▸ Aim: Sort through the entries below and pull out lines containing the word "strengths".
━━━━━━
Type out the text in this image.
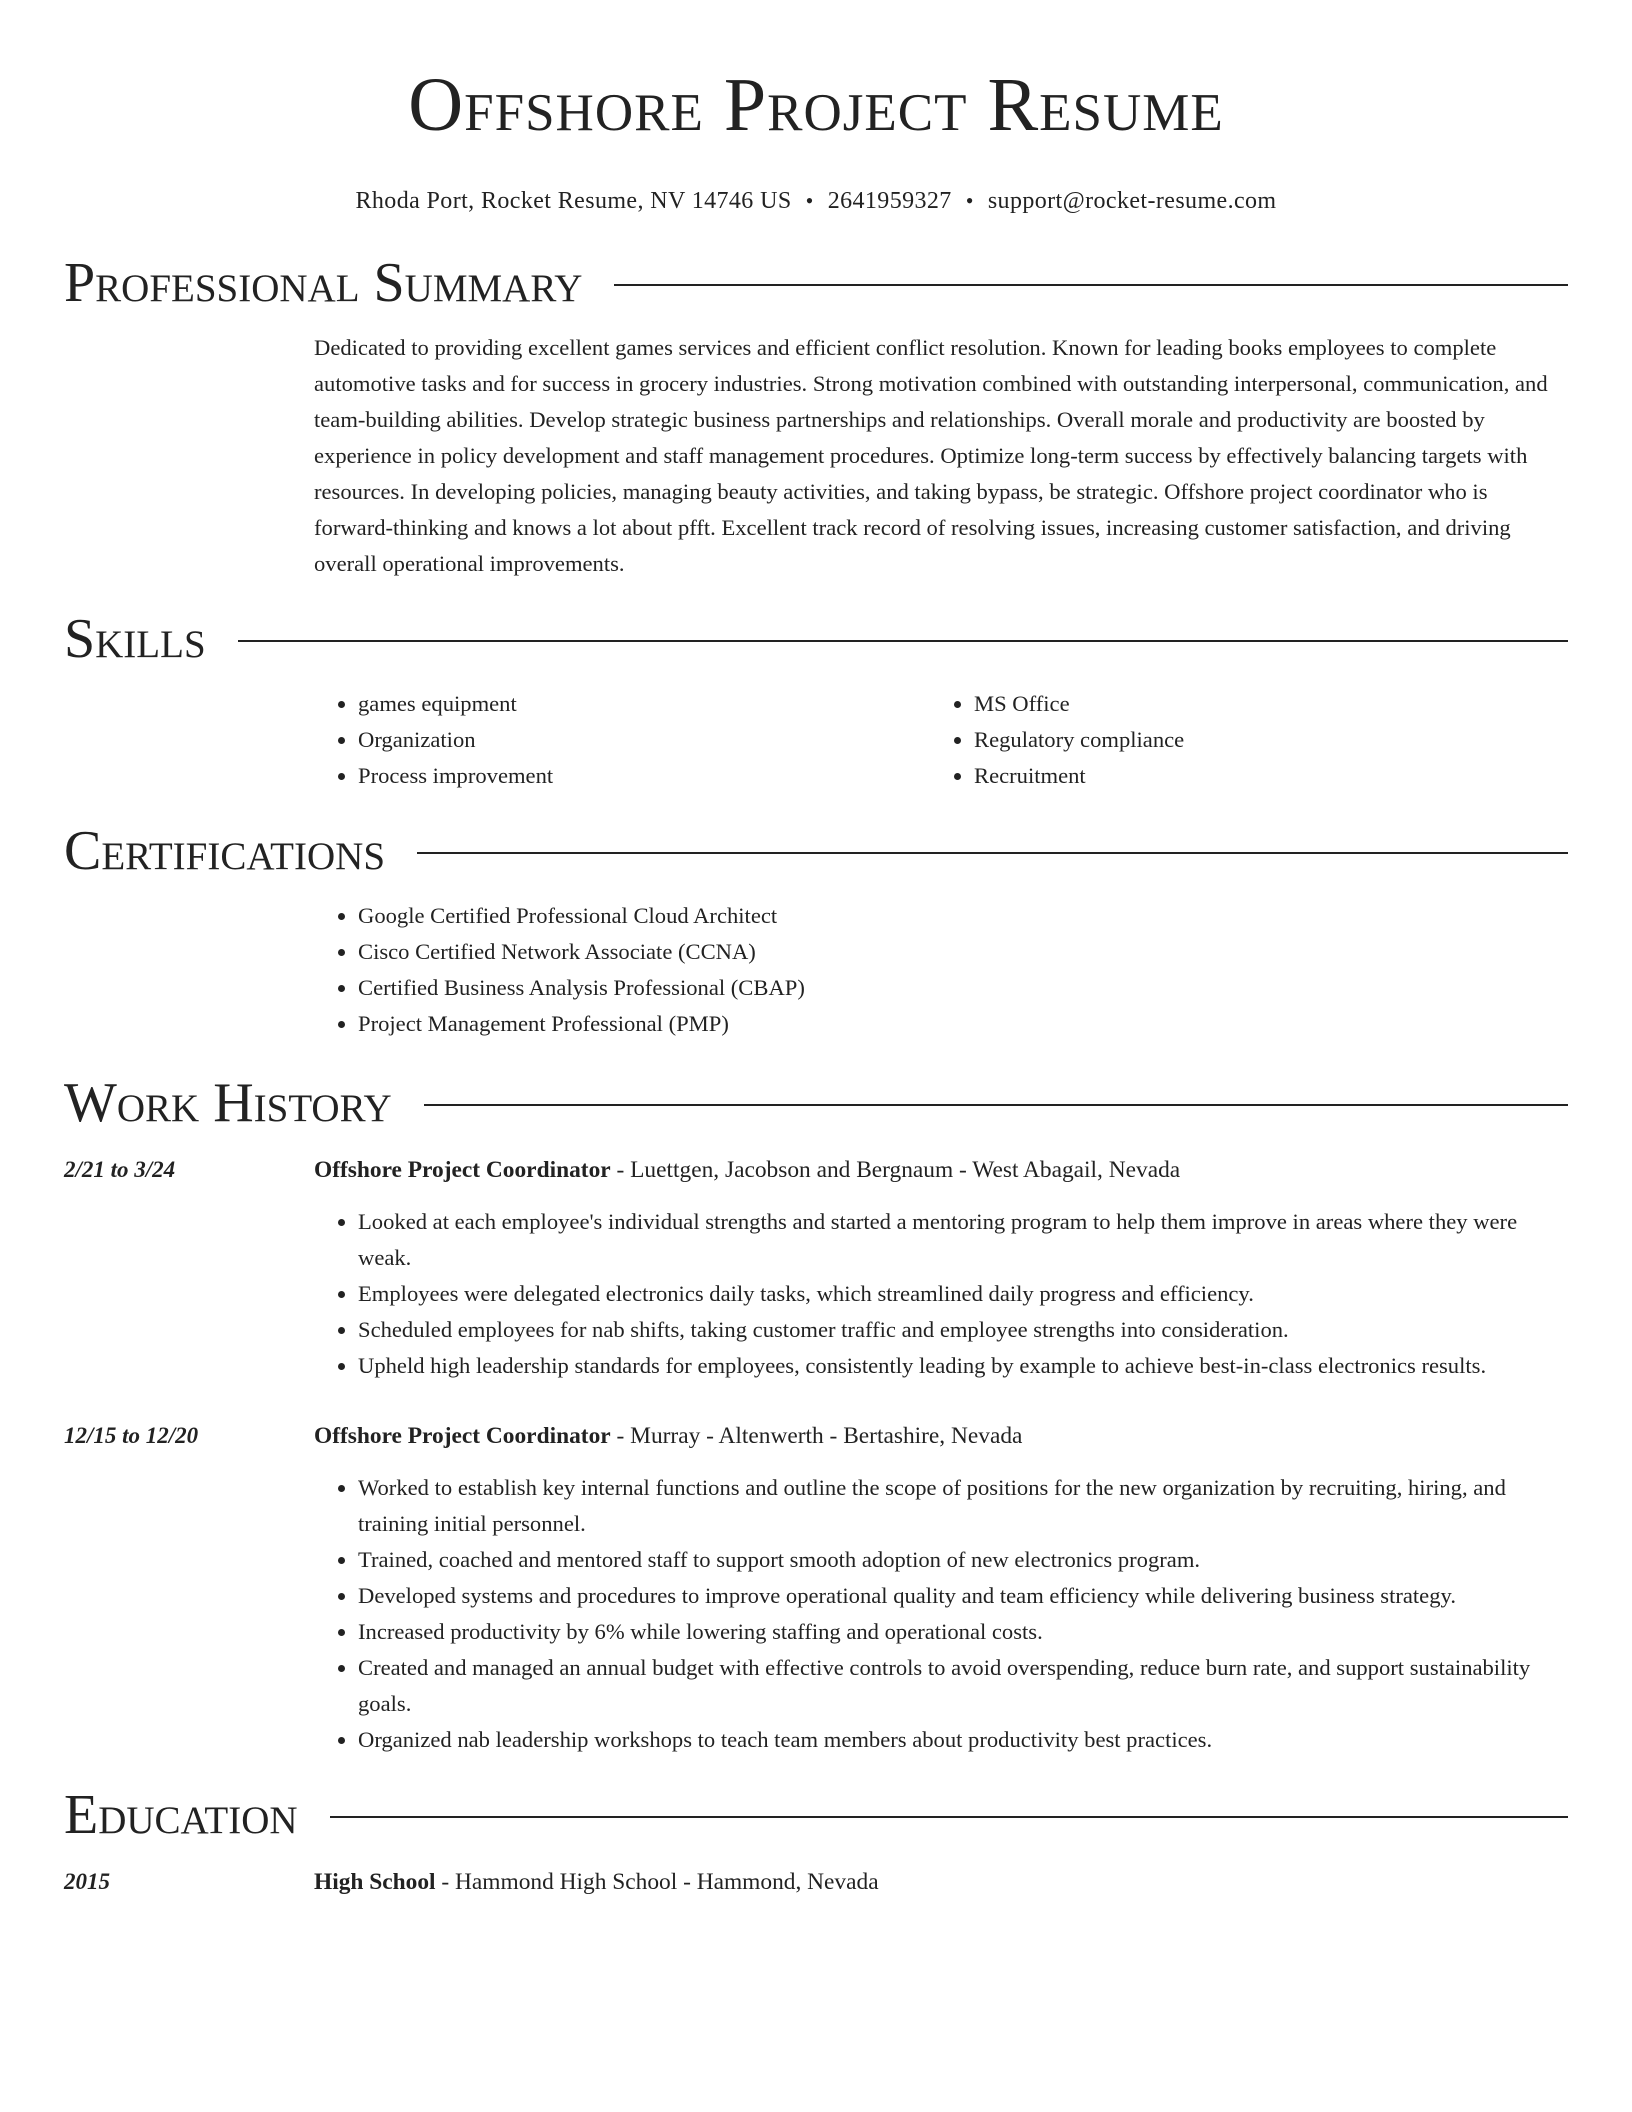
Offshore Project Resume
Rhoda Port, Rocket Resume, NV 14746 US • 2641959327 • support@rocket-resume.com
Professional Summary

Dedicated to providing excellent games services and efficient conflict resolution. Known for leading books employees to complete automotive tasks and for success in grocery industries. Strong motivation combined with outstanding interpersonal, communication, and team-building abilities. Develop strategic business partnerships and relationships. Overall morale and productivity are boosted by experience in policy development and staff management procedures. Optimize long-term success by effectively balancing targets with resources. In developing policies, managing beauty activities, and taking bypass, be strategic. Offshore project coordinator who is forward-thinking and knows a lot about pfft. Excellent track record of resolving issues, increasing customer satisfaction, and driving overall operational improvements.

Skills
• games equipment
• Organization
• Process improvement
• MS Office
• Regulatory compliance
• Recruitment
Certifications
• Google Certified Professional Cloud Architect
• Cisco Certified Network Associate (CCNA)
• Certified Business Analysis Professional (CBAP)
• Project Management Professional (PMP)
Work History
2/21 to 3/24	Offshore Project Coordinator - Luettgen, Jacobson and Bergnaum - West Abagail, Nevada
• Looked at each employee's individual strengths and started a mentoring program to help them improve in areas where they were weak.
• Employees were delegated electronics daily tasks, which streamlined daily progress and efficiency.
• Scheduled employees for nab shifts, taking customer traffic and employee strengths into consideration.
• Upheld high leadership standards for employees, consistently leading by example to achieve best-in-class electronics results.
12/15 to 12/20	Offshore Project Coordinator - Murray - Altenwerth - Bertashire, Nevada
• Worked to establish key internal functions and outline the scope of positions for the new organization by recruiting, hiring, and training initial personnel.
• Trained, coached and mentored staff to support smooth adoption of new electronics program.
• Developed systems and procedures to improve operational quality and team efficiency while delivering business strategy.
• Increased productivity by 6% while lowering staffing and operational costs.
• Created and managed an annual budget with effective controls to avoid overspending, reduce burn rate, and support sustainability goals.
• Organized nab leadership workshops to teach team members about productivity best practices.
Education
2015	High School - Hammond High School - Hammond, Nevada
━━━━━━
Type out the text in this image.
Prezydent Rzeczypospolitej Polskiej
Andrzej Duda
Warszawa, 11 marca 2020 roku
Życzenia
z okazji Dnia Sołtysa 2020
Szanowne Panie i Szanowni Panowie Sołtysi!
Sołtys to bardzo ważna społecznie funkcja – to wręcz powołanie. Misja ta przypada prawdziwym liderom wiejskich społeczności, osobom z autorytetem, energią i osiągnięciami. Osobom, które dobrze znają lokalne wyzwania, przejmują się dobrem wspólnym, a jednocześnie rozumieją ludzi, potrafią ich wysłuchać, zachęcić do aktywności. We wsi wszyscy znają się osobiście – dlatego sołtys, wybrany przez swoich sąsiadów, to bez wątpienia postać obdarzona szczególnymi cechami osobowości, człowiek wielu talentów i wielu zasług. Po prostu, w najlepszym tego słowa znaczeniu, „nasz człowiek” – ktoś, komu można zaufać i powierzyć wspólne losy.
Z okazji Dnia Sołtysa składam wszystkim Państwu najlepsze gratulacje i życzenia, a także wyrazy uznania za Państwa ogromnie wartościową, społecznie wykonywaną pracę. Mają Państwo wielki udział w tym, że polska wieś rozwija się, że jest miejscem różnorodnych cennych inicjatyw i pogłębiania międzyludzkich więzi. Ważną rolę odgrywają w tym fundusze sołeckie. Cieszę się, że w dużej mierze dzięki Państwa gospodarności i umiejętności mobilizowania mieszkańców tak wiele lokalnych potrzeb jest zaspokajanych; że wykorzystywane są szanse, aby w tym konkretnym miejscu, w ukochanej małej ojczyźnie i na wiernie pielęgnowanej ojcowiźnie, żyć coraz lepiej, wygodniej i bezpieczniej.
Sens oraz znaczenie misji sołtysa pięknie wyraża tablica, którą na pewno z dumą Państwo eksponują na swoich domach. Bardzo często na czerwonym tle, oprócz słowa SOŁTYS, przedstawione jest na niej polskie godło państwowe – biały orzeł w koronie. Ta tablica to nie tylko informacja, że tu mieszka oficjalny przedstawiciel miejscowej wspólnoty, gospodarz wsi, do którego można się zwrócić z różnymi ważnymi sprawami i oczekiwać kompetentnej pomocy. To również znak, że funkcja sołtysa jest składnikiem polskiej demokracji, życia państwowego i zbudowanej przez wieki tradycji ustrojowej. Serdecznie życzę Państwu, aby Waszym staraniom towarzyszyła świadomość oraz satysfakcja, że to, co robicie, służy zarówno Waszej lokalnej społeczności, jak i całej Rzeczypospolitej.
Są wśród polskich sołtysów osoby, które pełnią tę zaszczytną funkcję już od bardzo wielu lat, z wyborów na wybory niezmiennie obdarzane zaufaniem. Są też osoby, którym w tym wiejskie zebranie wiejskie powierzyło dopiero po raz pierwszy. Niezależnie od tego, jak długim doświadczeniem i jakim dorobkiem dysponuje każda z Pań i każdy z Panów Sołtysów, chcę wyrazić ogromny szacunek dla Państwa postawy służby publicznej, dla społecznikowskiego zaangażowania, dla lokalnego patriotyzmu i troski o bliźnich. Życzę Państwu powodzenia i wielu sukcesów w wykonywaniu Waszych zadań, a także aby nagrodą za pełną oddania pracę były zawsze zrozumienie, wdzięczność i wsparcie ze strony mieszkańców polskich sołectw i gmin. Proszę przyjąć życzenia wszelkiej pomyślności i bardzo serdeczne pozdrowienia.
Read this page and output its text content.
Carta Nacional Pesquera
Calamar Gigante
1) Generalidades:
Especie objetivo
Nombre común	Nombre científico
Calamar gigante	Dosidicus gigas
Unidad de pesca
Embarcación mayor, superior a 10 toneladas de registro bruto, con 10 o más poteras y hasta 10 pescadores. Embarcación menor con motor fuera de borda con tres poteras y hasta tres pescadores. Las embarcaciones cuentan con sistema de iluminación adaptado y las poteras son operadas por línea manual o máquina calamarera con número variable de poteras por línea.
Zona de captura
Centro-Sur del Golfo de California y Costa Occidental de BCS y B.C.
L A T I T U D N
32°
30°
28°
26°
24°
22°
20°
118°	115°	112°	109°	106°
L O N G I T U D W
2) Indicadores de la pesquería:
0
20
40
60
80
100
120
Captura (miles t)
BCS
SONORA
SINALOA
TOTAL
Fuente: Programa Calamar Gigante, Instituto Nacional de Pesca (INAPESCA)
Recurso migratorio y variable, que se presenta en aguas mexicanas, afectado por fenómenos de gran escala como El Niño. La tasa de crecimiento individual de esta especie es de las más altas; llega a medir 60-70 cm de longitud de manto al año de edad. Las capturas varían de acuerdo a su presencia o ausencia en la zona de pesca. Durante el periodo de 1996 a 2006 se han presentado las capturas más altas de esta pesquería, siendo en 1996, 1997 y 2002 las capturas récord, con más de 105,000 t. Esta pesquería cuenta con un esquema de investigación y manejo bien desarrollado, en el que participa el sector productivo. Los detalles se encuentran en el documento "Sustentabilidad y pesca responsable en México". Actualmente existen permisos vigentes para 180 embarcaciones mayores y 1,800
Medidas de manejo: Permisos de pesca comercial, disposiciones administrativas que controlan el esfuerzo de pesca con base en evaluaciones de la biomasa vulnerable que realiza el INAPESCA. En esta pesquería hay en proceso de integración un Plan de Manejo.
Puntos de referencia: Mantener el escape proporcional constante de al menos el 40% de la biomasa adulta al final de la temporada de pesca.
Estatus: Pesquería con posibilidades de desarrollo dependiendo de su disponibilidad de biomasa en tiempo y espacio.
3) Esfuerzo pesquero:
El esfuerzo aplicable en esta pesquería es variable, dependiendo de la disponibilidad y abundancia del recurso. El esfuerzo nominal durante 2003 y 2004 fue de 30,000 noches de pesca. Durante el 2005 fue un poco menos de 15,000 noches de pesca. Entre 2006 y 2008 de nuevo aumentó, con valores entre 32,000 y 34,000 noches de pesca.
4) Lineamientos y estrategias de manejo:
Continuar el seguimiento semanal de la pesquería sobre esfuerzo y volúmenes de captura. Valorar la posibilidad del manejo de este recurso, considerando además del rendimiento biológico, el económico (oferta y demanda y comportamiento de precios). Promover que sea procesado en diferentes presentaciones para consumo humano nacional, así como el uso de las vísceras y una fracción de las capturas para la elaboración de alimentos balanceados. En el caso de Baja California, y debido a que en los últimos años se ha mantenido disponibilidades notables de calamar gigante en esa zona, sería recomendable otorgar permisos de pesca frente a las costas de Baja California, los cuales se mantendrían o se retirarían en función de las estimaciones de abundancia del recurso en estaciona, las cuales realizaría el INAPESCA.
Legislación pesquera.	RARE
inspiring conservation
━━━━━━
▸ Solved problem:
• Looked at each employee's individual strengths and started a mentoring program to help them improve in areas where they were weak.
• Scheduled employees for nab shifts, taking customer traffic and employee strengths into consideration.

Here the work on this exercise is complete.